◆ **Goal**
Copy out the data verbatim, starting with the line containing "cloud-word: 决定: [217, 639, 251, 660]" and going on through the line containing "cloud-word: 回忆: [268, 383, 342, 425]".

◆ **Excerpted records**
--- Start ---
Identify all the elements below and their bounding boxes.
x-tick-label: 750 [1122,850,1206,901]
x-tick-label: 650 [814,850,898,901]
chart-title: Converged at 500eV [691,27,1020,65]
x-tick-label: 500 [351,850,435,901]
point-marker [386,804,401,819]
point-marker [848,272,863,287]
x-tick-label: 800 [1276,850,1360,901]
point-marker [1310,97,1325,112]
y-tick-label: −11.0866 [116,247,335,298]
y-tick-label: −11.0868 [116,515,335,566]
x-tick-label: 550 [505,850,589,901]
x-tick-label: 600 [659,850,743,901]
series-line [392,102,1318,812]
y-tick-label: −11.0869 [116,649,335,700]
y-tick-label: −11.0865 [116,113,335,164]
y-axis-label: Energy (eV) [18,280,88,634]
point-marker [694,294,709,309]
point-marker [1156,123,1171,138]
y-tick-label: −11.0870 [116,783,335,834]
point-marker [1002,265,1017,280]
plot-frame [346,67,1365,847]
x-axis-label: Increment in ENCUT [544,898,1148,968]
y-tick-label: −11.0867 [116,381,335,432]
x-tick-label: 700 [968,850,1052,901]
--- End ---
--- Start ---
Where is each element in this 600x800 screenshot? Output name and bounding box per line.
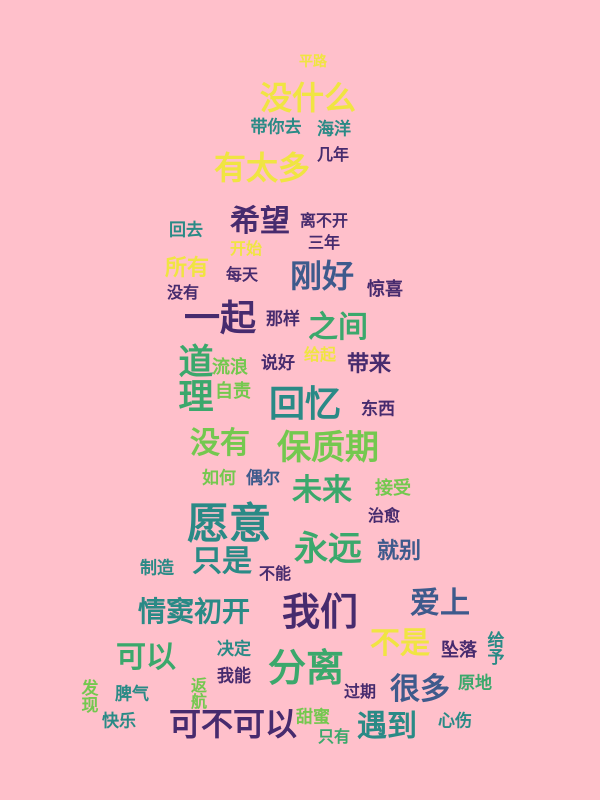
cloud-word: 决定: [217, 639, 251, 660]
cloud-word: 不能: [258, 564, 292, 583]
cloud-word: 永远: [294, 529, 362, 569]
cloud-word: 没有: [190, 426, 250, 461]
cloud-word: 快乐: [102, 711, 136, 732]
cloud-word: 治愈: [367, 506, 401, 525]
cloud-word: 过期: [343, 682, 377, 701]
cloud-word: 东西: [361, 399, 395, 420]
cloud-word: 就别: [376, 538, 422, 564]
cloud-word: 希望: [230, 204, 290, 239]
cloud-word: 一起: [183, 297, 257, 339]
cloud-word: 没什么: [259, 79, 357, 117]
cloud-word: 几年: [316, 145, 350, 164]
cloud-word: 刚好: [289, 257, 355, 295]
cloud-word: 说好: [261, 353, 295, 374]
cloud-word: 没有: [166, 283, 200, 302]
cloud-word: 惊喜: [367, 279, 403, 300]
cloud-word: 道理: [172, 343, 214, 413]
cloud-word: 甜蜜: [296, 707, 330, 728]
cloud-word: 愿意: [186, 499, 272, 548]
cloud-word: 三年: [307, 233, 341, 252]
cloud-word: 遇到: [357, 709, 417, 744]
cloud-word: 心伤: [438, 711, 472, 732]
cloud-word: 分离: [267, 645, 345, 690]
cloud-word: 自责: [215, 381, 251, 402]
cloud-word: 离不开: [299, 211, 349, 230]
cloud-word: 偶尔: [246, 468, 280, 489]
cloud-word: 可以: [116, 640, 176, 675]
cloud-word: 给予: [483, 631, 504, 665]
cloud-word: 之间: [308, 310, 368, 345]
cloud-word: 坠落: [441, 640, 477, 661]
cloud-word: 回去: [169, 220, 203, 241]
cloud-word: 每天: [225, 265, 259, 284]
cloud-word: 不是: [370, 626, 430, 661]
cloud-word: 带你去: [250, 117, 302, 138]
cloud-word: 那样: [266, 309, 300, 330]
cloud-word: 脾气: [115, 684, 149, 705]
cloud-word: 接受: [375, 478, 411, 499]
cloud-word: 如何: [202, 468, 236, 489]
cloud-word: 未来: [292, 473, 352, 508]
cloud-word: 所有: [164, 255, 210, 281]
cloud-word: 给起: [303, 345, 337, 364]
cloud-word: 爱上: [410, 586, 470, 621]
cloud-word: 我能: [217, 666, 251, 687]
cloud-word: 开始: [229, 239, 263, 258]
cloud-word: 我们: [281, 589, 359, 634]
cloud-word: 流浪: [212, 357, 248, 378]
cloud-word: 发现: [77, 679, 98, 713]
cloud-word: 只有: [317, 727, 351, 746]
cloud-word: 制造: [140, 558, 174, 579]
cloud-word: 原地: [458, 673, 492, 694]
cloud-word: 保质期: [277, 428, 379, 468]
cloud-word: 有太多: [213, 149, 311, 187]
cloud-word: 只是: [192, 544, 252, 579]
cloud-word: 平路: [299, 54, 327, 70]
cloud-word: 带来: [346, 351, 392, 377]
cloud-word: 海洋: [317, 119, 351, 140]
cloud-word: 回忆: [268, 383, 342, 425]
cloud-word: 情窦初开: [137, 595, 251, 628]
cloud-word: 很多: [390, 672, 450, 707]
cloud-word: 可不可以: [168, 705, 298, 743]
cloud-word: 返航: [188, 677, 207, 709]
--- End ---
◆ **Solution to this problem**
cloud-word: 决定: [217, 639, 251, 660]
cloud-word: 不能: [258, 564, 292, 583]
cloud-word: 永远: [294, 529, 362, 569]
cloud-word: 没有: [190, 426, 250, 461]
cloud-word: 快乐: [102, 711, 136, 732]
cloud-word: 治愈: [367, 506, 401, 525]
cloud-word: 过期: [343, 682, 377, 701]
cloud-word: 东西: [361, 399, 395, 420]
cloud-word: 就别: [376, 538, 422, 564]
cloud-word: 希望: [230, 204, 290, 239]
cloud-word: 一起: [183, 297, 257, 339]
cloud-word: 没什么: [259, 79, 357, 117]
cloud-word: 几年: [316, 145, 350, 164]
cloud-word: 刚好: [289, 257, 355, 295]
cloud-word: 说好: [261, 353, 295, 374]
cloud-word: 没有: [166, 283, 200, 302]
cloud-word: 惊喜: [367, 279, 403, 300]
cloud-word: 道理: [172, 343, 214, 413]
cloud-word: 甜蜜: [296, 707, 330, 728]
cloud-word: 愿意: [186, 499, 272, 548]
cloud-word: 三年: [307, 233, 341, 252]
cloud-word: 遇到: [357, 709, 417, 744]
cloud-word: 心伤: [438, 711, 472, 732]
cloud-word: 分离: [267, 645, 345, 690]
cloud-word: 自责: [215, 381, 251, 402]
cloud-word: 离不开: [299, 211, 349, 230]
cloud-word: 偶尔: [246, 468, 280, 489]
cloud-word: 可以: [116, 640, 176, 675]
cloud-word: 给予: [483, 631, 504, 665]
cloud-word: 之间: [308, 310, 368, 345]
cloud-word: 坠落: [441, 640, 477, 661]
cloud-word: 回去: [169, 220, 203, 241]
cloud-word: 每天: [225, 265, 259, 284]
cloud-word: 不是: [370, 626, 430, 661]
cloud-word: 带你去: [250, 117, 302, 138]
cloud-word: 那样: [266, 309, 300, 330]
cloud-word: 脾气: [115, 684, 149, 705]
cloud-word: 接受: [375, 478, 411, 499]
cloud-word: 如何: [202, 468, 236, 489]
cloud-word: 未来: [292, 473, 352, 508]
cloud-word: 所有: [164, 255, 210, 281]
cloud-word: 给起: [303, 345, 337, 364]
cloud-word: 爱上: [410, 586, 470, 621]
cloud-word: 我能: [217, 666, 251, 687]
cloud-word: 开始: [229, 239, 263, 258]
cloud-word: 我们: [281, 589, 359, 634]
cloud-word: 流浪: [212, 357, 248, 378]
cloud-word: 发现: [77, 679, 98, 713]
cloud-word: 只有: [317, 727, 351, 746]
cloud-word: 制造: [140, 558, 174, 579]
cloud-word: 原地: [458, 673, 492, 694]
cloud-word: 保质期: [277, 428, 379, 468]
cloud-word: 有太多: [213, 149, 311, 187]
cloud-word: 只是: [192, 544, 252, 579]
cloud-word: 平路: [299, 54, 327, 70]
cloud-word: 带来: [346, 351, 392, 377]
cloud-word: 海洋: [317, 119, 351, 140]
cloud-word: 回忆: [268, 383, 342, 425]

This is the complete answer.